[Start of Entries provided]

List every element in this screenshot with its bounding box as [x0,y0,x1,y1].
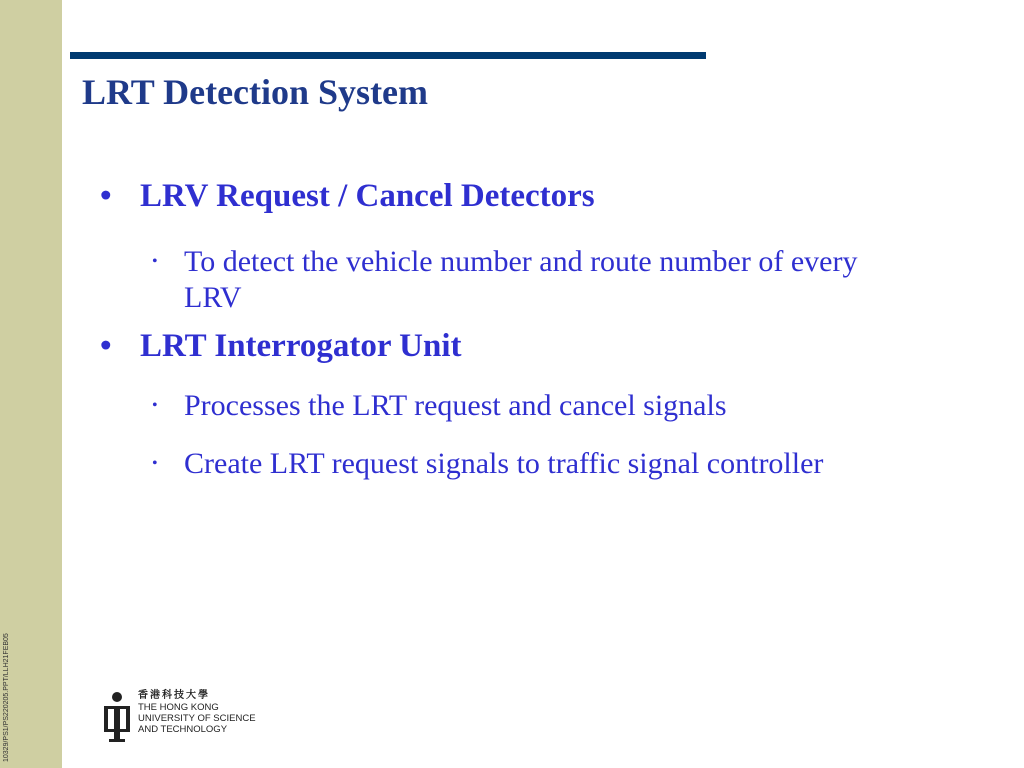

[End of Entries provided]
[Start of Entries provided]

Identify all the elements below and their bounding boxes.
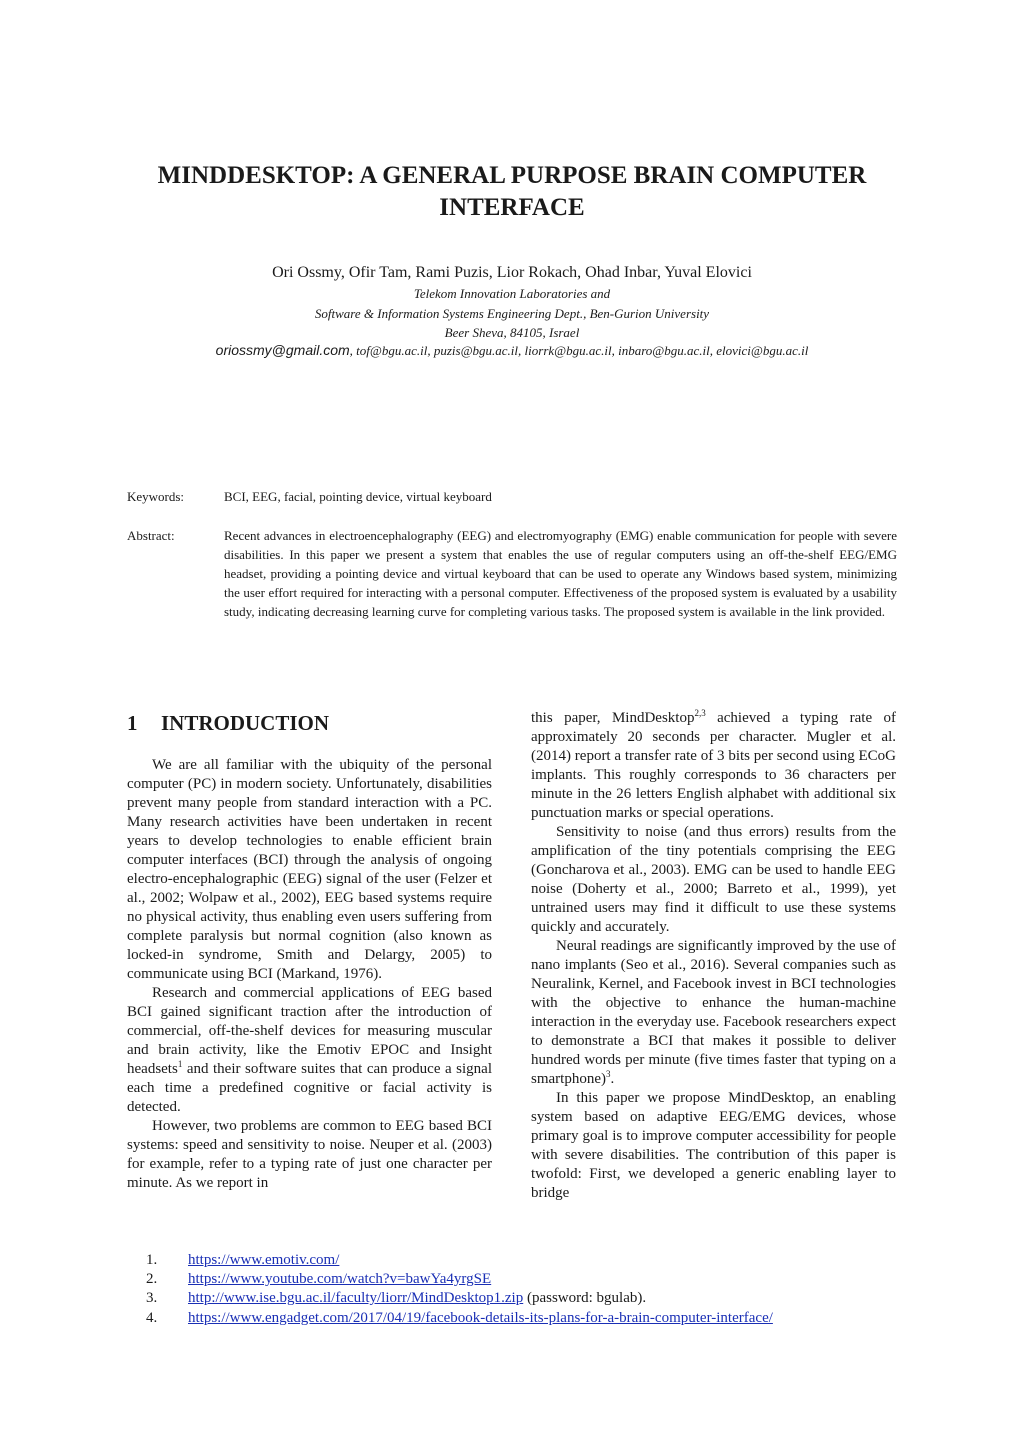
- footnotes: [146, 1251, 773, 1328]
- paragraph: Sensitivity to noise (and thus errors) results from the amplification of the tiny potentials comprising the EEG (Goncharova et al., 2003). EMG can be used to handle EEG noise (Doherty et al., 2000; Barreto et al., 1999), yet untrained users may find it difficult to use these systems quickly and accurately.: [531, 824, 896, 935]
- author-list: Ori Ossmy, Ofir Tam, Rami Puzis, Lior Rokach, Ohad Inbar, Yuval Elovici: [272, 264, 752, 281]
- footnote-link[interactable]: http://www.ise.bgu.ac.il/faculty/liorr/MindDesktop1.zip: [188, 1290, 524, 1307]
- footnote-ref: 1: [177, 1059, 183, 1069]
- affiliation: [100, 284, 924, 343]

[End of Entries provided]

Reproduce the records starting with the line containing "Identify all the" and going on through the line containing "- footnotes: [146, 1251, 773, 1328]", swapping "bounding boxes" for "coordinates" and leaving everything else unchanged. Omit the pictures from your answer.

# [Response to the task]
Identify all the elements below and their coordinates.
- footnotes: [146, 1251, 773, 1328]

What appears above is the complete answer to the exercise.